[Data tied to figure images]

++++++

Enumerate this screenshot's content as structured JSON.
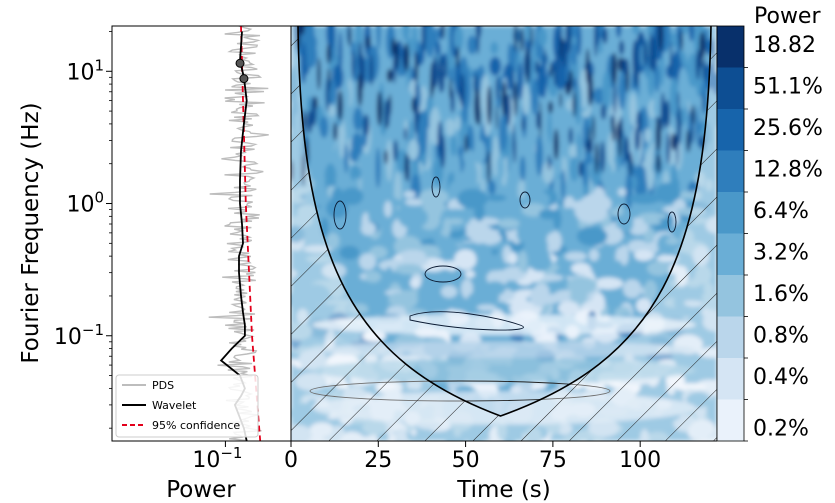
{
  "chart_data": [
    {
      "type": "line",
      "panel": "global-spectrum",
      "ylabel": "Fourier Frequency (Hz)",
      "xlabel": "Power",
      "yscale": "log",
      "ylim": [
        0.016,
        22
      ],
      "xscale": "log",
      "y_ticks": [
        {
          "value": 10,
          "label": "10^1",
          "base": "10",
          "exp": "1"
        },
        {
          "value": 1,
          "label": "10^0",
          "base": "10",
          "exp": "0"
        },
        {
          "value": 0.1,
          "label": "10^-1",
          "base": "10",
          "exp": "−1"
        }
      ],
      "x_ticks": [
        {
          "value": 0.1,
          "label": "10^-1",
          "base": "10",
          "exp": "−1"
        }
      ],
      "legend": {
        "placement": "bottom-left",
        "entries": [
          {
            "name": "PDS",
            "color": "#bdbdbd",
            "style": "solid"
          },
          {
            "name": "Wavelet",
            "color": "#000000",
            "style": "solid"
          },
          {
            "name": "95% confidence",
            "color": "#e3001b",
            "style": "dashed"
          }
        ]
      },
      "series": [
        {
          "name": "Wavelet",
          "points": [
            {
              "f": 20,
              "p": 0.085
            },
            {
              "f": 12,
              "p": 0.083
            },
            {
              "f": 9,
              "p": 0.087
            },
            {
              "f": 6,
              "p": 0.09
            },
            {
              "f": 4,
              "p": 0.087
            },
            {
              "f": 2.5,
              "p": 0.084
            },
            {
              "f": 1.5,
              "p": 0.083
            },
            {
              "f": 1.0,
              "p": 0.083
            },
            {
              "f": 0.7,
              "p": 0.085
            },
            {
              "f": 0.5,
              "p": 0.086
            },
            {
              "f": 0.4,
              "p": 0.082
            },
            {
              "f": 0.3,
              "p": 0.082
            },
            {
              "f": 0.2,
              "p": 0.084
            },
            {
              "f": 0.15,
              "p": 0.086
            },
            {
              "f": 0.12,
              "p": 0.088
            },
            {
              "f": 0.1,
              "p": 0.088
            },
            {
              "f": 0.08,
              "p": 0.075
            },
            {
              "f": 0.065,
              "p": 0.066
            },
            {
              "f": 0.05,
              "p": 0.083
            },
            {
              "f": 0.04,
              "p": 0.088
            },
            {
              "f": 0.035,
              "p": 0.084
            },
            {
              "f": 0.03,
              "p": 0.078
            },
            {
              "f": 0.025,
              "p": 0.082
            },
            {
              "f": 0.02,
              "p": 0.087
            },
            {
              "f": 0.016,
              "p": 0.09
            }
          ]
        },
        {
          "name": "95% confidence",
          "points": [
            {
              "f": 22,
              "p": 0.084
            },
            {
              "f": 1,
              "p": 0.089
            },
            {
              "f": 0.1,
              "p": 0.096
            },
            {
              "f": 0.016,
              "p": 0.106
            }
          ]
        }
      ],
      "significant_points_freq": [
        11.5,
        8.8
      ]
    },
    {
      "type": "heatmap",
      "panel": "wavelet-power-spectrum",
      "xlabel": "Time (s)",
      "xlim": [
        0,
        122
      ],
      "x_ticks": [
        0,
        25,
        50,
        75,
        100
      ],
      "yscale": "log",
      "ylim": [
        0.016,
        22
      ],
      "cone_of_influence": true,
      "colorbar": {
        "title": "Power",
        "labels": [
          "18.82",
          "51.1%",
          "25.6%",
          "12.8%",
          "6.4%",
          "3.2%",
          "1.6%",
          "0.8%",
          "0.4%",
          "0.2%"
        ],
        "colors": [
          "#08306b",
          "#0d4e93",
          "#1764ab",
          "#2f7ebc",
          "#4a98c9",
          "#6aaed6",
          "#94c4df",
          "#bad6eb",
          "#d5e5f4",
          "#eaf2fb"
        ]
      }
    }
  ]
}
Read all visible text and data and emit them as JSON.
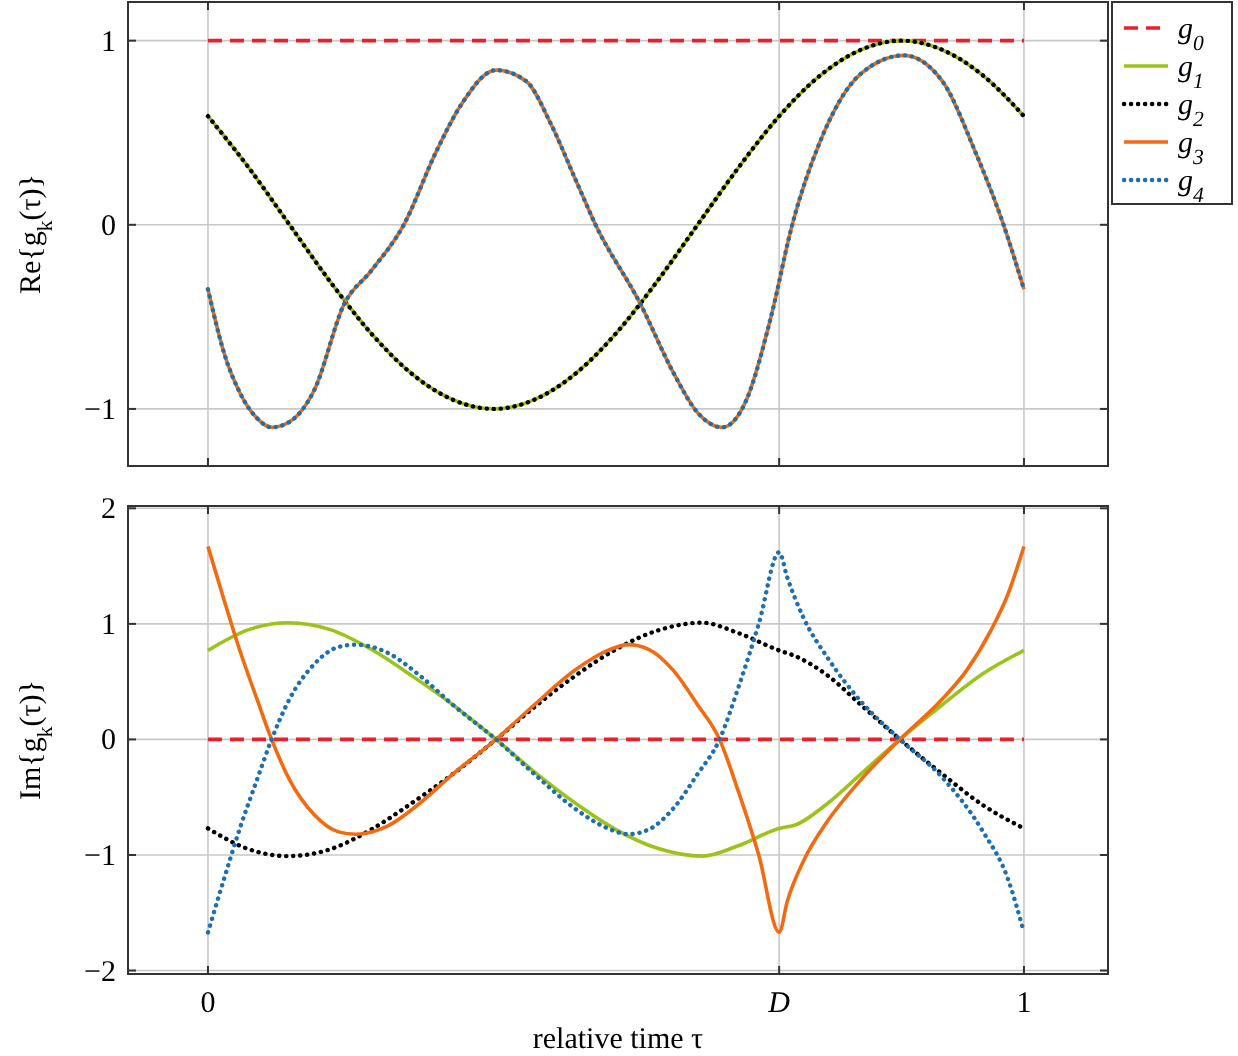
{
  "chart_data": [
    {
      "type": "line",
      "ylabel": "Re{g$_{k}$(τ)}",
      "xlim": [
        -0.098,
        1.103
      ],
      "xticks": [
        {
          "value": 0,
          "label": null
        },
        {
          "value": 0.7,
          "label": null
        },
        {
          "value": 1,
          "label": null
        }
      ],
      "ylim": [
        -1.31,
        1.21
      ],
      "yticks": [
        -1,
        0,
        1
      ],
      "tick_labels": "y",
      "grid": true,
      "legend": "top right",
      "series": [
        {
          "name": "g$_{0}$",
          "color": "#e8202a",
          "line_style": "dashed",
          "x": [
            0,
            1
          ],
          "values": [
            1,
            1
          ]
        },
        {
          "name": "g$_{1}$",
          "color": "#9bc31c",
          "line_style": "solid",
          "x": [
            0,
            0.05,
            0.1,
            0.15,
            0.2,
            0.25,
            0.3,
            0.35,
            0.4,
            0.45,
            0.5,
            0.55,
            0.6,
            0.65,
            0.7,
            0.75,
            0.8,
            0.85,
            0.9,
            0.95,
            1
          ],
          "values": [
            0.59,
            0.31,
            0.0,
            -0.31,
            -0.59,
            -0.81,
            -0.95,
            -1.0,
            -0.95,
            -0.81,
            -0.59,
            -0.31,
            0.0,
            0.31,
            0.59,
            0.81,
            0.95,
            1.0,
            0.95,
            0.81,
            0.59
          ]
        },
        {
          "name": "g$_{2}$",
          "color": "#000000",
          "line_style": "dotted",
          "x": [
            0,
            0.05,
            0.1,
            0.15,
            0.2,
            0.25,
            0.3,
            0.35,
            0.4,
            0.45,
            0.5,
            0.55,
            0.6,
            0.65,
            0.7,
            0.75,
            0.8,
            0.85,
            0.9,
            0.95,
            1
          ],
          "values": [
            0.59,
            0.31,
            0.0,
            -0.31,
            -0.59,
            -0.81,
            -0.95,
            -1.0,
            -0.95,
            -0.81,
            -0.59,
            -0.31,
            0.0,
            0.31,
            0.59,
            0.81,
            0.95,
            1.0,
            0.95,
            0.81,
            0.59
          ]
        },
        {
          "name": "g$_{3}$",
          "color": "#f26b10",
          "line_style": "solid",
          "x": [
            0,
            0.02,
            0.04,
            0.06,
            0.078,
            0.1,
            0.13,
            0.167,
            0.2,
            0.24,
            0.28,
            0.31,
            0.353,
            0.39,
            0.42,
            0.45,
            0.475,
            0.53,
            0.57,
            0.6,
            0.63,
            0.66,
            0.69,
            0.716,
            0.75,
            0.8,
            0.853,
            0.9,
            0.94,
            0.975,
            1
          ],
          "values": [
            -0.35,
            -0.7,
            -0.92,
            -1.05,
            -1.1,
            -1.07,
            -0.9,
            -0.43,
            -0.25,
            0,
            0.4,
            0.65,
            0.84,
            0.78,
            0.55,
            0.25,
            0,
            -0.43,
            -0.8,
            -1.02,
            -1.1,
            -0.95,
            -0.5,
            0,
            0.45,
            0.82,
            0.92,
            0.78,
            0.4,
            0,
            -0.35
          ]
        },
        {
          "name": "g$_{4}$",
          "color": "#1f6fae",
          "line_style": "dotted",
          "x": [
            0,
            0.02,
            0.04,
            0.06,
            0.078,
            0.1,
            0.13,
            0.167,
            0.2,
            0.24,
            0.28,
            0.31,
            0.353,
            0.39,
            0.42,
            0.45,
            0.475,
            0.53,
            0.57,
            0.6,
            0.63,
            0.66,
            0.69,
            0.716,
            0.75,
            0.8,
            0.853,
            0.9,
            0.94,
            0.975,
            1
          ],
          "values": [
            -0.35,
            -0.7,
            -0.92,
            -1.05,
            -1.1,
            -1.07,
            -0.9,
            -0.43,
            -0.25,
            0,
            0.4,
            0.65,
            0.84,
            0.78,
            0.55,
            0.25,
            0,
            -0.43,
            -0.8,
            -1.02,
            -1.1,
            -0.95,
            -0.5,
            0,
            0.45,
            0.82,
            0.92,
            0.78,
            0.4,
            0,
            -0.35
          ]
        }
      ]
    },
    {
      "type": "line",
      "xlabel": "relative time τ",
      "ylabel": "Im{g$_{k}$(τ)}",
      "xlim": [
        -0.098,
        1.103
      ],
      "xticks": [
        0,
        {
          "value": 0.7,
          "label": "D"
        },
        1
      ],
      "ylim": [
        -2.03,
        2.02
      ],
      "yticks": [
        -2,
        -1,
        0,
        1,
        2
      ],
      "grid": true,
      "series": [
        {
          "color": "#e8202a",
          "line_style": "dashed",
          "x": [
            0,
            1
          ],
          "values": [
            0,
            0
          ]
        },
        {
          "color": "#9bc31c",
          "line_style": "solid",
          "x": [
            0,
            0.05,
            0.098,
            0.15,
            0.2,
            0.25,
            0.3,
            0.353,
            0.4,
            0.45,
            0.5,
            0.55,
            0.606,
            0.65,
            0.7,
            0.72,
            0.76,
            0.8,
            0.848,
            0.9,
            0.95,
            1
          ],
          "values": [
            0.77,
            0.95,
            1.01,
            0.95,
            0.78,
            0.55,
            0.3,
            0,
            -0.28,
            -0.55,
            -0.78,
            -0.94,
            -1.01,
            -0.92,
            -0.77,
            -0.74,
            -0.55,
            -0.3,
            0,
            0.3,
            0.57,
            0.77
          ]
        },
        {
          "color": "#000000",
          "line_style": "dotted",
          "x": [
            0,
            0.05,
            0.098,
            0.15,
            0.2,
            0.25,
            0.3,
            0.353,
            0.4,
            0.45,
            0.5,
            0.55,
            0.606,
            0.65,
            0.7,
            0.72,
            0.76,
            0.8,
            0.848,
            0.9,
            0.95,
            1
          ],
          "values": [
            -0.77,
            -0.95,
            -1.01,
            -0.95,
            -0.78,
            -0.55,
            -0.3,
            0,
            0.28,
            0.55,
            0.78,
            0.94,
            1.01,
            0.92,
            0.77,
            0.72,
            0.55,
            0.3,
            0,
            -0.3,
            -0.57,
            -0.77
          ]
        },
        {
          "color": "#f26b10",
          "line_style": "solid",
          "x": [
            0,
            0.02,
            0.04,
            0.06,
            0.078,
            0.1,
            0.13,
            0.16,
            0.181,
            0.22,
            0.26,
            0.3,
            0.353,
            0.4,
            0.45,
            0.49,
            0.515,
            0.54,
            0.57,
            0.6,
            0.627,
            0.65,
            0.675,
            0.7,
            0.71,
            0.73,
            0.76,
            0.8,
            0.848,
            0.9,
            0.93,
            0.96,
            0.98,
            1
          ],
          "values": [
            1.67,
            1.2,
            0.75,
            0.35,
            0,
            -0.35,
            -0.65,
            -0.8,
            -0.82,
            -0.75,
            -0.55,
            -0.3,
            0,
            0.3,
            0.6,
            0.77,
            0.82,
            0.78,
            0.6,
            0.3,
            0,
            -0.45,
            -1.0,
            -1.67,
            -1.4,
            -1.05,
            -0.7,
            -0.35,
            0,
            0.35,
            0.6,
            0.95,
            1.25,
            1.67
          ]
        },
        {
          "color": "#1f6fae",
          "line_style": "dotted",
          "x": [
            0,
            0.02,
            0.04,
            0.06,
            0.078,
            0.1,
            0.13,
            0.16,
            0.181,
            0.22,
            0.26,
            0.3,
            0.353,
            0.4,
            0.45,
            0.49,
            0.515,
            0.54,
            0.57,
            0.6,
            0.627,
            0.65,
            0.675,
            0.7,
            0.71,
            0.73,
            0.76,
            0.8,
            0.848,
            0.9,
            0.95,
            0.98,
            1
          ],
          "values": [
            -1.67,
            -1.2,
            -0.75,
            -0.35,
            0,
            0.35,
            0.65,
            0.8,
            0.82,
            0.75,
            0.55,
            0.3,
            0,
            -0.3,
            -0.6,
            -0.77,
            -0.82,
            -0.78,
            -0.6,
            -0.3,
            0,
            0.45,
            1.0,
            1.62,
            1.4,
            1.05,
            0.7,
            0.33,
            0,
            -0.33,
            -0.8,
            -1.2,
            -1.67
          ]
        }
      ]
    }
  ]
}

++++++

Look through the records and gather each line with the word "confidence".

• Answer:
            "name": "95% confidence",
          "name": "95% confidence",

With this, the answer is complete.